- RECORDS PROVIDED -
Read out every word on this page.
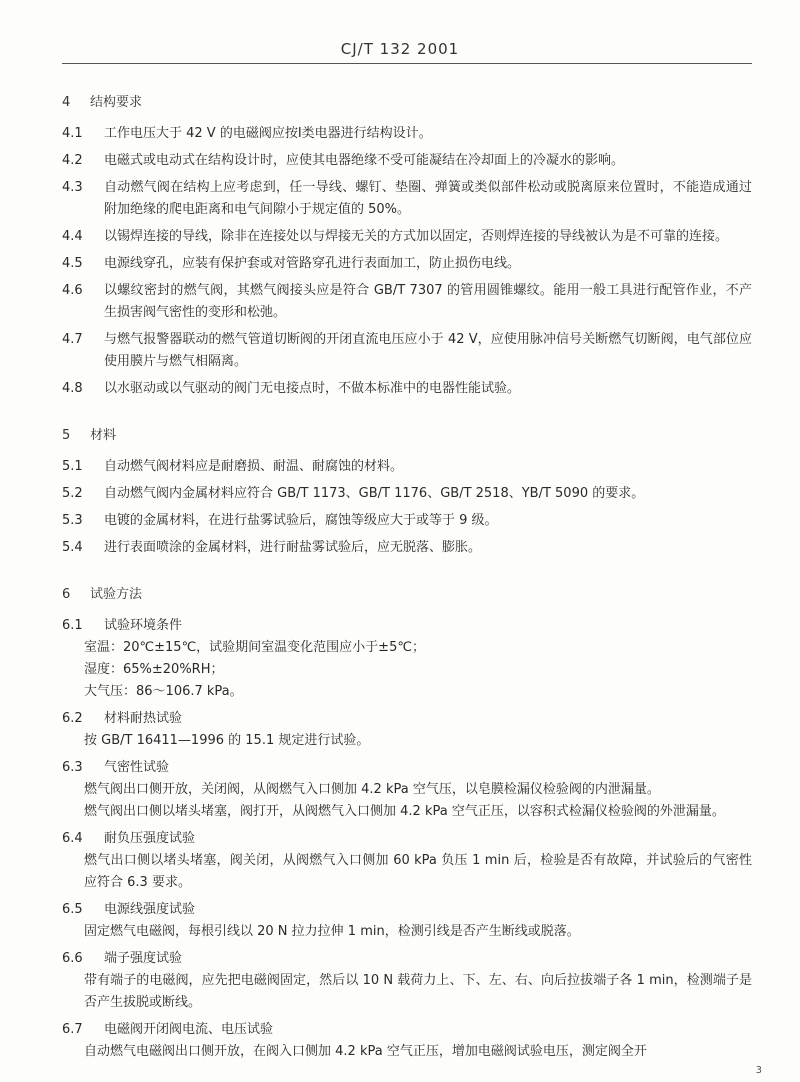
CJ/T 132 2001
4 结构要求
4.1	工作电压大于 42 V 的电磁阀应按Ⅰ类电器进行结构设计。
4.2	电磁式或电动式在结构设计时，应使其电器绝缘不受可能凝结在冷却面上的冷凝水的影响。
4.3	自动燃气阀在结构上应考虑到，任一导线、螺钉、垫圈、弹簧或类似部件松动或脱离原来位置时，不能造成通过附加绝缘的爬电距离和电气间隙小于规定值的 50%。
4.4	以锡焊连接的导线，除非在连接处以与焊接无关的方式加以固定，否则焊连接的导线被认为是不可靠的连接。
4.5	电源线穿孔，应装有保护套或对管路穿孔进行表面加工，防止损伤电线。
4.6	以螺纹密封的燃气阀，其燃气阀接头应是符合 GB/T 7307 的管用圆锥螺纹。能用一般工具进行配管作业，不产生损害阀气密性的变形和松弛。
4.7	与燃气报警器联动的燃气管道切断阀的开闭直流电压应小于 42 V，应使用脉冲信号关断燃气切断阀，电气部位应使用膜片与燃气相隔离。
4.8	以水驱动或以气驱动的阀门无电接点时，不做本标准中的电器性能试验。
5 材料
5.1	自动燃气阀材料应是耐磨损、耐温、耐腐蚀的材料。
5.2	自动燃气阀内金属材料应符合 GB/T 1173、GB/T 1176、GB/T 2518、YB/T 5090 的要求。
5.3	电镀的金属材料，在进行盐雾试验后，腐蚀等级应大于或等于 9 级。
5.4	进行表面喷涂的金属材料，进行耐盐雾试验后，应无脱落、膨胀。
6 试验方法
6.1	试验环境条件
室温：20℃±15℃，试验期间室温变化范围应小于±5℃；
湿度：65%±20%RH；
大气压：86～106.7 kPa。
6.2	材料耐热试验
按 GB/T 16411—1996 的 15.1 规定进行试验。
6.3	气密性试验
燃气阀出口侧开放，关闭阀，从阀燃气入口侧加 4.2 kPa 空气压，以皂膜检漏仪检验阀的内泄漏量。
燃气阀出口侧以堵头堵塞，阀打开，从阀燃气入口侧加 4.2 kPa 空气正压，以容积式检漏仪检验阀的外泄漏量。
6.4	耐负压强度试验
燃气出口侧以堵头堵塞，阀关闭，从阀燃气入口侧加 60 kPa 负压 1 min 后，检验是否有故障，并试验后的气密性应符合 6.3 要求。
6.5	电源线强度试验
固定燃气电磁阀，每根引线以 20 N 拉力拉伸 1 min，检测引线是否产生断线或脱落。
6.6	端子强度试验
带有端子的电磁阀，应先把电磁阀固定，然后以 10 N 载荷力上、下、左、右、向后拉拔端子各 1 min，检测端子是否产生拔脱或断线。
6.7	电磁阀开闭阀电流、电压试验
自动燃气电磁阀出口侧开放，在阀入口侧加 4.2 kPa 空气正压，增加电磁阀试验电压，测定阀全开
3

- GIVEN REQUEST -
Write out the entries above word for word. Do not include the pictures.

- FINAL RESULT -
Read out every word on this page.
CJ/T 132 2001
4 结构要求
4.1	工作电压大于 42 V 的电磁阀应按Ⅰ类电器进行结构设计。
4.2	电磁式或电动式在结构设计时，应使其电器绝缘不受可能凝结在冷却面上的冷凝水的影响。
4.3	自动燃气阀在结构上应考虑到，任一导线、螺钉、垫圈、弹簧或类似部件松动或脱离原来位置时，不能造成通过附加绝缘的爬电距离和电气间隙小于规定值的 50%。
4.4	以锡焊连接的导线，除非在连接处以与焊接无关的方式加以固定，否则焊连接的导线被认为是不可靠的连接。
4.5	电源线穿孔，应装有保护套或对管路穿孔进行表面加工，防止损伤电线。
4.6	以螺纹密封的燃气阀，其燃气阀接头应是符合 GB/T 7307 的管用圆锥螺纹。能用一般工具进行配管作业，不产生损害阀气密性的变形和松弛。
4.7	与燃气报警器联动的燃气管道切断阀的开闭直流电压应小于 42 V，应使用脉冲信号关断燃气切断阀，电气部位应使用膜片与燃气相隔离。
4.8	以水驱动或以气驱动的阀门无电接点时，不做本标准中的电器性能试验。
5 材料
5.1	自动燃气阀材料应是耐磨损、耐温、耐腐蚀的材料。
5.2	自动燃气阀内金属材料应符合 GB/T 1173、GB/T 1176、GB/T 2518、YB/T 5090 的要求。
5.3	电镀的金属材料，在进行盐雾试验后，腐蚀等级应大于或等于 9 级。
5.4	进行表面喷涂的金属材料，进行耐盐雾试验后，应无脱落、膨胀。
6 试验方法
6.1	试验环境条件
室温：20℃±15℃，试验期间室温变化范围应小于±5℃；
湿度：65%±20%RH；
大气压：86～106.7 kPa。
6.2	材料耐热试验
按 GB/T 16411—1996 的 15.1 规定进行试验。
6.3	气密性试验
燃气阀出口侧开放，关闭阀，从阀燃气入口侧加 4.2 kPa 空气压，以皂膜检漏仪检验阀的内泄漏量。
燃气阀出口侧以堵头堵塞，阀打开，从阀燃气入口侧加 4.2 kPa 空气正压，以容积式检漏仪检验阀的外泄漏量。
6.4	耐负压强度试验
燃气出口侧以堵头堵塞，阀关闭，从阀燃气入口侧加 60 kPa 负压 1 min 后，检验是否有故障，并试验后的气密性应符合 6.3 要求。
6.5	电源线强度试验
固定燃气电磁阀，每根引线以 20 N 拉力拉伸 1 min，检测引线是否产生断线或脱落。
6.6	端子强度试验
带有端子的电磁阀，应先把电磁阀固定，然后以 10 N 载荷力上、下、左、右、向后拉拔端子各 1 min，检测端子是否产生拔脱或断线。
6.7	电磁阀开闭阀电流、电压试验
自动燃气电磁阀出口侧开放，在阀入口侧加 4.2 kPa 空气正压，增加电磁阀试验电压，测定阀全开
3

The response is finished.